--- Begin Raw records ---

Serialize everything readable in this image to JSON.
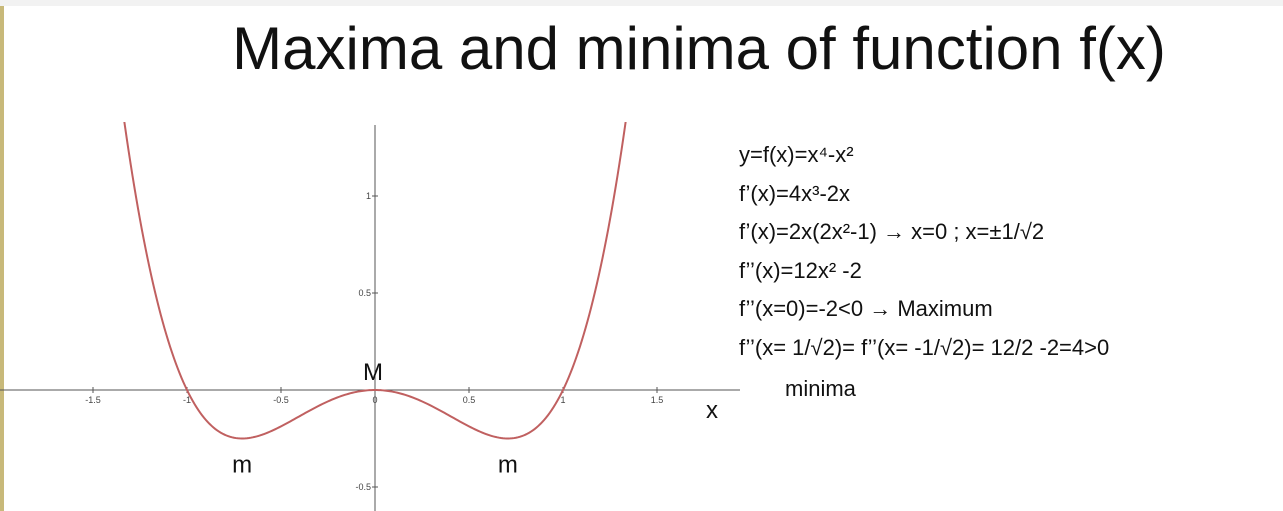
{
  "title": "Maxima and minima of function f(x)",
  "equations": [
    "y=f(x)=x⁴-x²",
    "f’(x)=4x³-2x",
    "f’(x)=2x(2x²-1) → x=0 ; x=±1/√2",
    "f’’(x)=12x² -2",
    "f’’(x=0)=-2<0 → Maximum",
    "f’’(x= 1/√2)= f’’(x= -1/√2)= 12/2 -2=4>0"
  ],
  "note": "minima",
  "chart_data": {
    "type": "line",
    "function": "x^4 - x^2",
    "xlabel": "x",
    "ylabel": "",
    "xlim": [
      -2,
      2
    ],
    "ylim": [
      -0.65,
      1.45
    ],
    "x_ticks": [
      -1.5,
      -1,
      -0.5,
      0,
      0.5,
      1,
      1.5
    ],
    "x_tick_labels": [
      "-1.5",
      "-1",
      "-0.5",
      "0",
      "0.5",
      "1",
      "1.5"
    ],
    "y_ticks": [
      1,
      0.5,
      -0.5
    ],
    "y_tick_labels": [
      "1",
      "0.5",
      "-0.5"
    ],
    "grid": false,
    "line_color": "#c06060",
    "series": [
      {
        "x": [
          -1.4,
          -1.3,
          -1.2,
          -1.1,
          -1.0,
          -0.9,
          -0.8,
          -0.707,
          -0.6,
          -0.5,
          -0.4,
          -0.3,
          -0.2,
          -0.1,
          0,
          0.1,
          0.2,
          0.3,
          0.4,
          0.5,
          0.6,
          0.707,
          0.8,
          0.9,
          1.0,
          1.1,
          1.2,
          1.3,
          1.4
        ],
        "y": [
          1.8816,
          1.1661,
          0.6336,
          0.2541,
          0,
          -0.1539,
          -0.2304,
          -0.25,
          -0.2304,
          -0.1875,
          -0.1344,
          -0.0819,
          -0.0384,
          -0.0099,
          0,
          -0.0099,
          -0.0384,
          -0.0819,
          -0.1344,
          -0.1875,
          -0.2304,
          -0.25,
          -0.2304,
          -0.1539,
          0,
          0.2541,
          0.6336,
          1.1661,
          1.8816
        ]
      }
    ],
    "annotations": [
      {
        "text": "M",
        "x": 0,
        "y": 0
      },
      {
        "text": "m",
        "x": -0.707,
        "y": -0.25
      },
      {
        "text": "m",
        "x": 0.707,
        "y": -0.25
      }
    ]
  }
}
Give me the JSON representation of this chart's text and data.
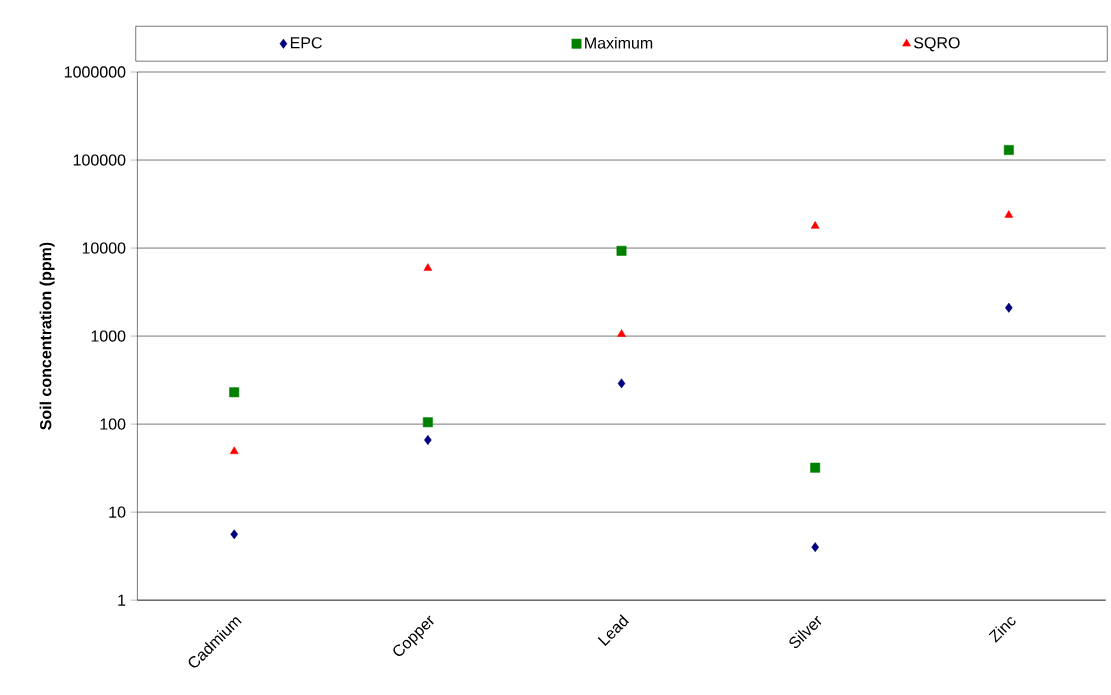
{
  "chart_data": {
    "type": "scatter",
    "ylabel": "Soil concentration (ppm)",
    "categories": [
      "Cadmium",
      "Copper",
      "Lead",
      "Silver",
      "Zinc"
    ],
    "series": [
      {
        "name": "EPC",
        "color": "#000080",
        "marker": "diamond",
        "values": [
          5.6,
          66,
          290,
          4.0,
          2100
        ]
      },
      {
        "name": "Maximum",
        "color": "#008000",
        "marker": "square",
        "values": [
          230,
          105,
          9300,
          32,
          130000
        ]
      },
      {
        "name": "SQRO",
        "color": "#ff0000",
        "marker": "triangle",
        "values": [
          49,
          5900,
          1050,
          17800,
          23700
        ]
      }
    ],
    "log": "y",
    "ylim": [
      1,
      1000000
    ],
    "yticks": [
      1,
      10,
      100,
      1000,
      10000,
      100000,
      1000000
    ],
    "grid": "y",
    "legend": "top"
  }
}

--- End Raw records ---

Copy all lines from the material that contain "this".

Serialize everything readable in this image to JSON.
Give me the JSON representation of this chart's text and data.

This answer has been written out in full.